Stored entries
^^^^

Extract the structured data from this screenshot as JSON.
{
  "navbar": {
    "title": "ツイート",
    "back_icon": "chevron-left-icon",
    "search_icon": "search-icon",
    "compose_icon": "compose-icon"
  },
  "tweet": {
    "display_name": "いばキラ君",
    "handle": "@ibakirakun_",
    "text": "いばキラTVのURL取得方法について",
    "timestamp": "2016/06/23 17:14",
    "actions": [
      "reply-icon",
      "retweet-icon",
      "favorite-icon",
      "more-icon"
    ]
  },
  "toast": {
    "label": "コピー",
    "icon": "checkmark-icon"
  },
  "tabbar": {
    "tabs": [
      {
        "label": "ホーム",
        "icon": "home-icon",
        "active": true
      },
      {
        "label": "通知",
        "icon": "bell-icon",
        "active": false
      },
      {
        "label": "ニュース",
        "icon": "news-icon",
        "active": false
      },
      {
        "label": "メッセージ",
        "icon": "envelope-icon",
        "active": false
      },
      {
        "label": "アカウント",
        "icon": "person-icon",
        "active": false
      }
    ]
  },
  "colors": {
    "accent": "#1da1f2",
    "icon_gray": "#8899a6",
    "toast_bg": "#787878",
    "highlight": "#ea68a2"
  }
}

^^^^

▶ _Short task_
Each entry above needs to be retyped exactly.

▶ _Task result_
Extract the structured data from this screenshot as JSON.
{
  "navbar": {
    "title": "ツイート",
    "back_icon": "chevron-left-icon",
    "search_icon": "search-icon",
    "compose_icon": "compose-icon"
  },
  "tweet": {
    "display_name": "いばキラ君",
    "handle": "@ibakirakun_",
    "text": "いばキラTVのURL取得方法について",
    "timestamp": "2016/06/23 17:14",
    "actions": [
      "reply-icon",
      "retweet-icon",
      "favorite-icon",
      "more-icon"
    ]
  },
  "toast": {
    "label": "コピー",
    "icon": "checkmark-icon"
  },
  "tabbar": {
    "tabs": [
      {
        "label": "ホーム",
        "icon": "home-icon",
        "active": true
      },
      {
        "label": "通知",
        "icon": "bell-icon",
        "active": false
      },
      {
        "label": "ニュース",
        "icon": "news-icon",
        "active": false
      },
      {
        "label": "メッセージ",
        "icon": "envelope-icon",
        "active": false
      },
      {
        "label": "アカウント",
        "icon": "person-icon",
        "active": false
      }
    ]
  },
  "colors": {
    "accent": "#1da1f2",
    "icon_gray": "#8899a6",
    "toast_bg": "#787878",
    "highlight": "#ea68a2"
  }
}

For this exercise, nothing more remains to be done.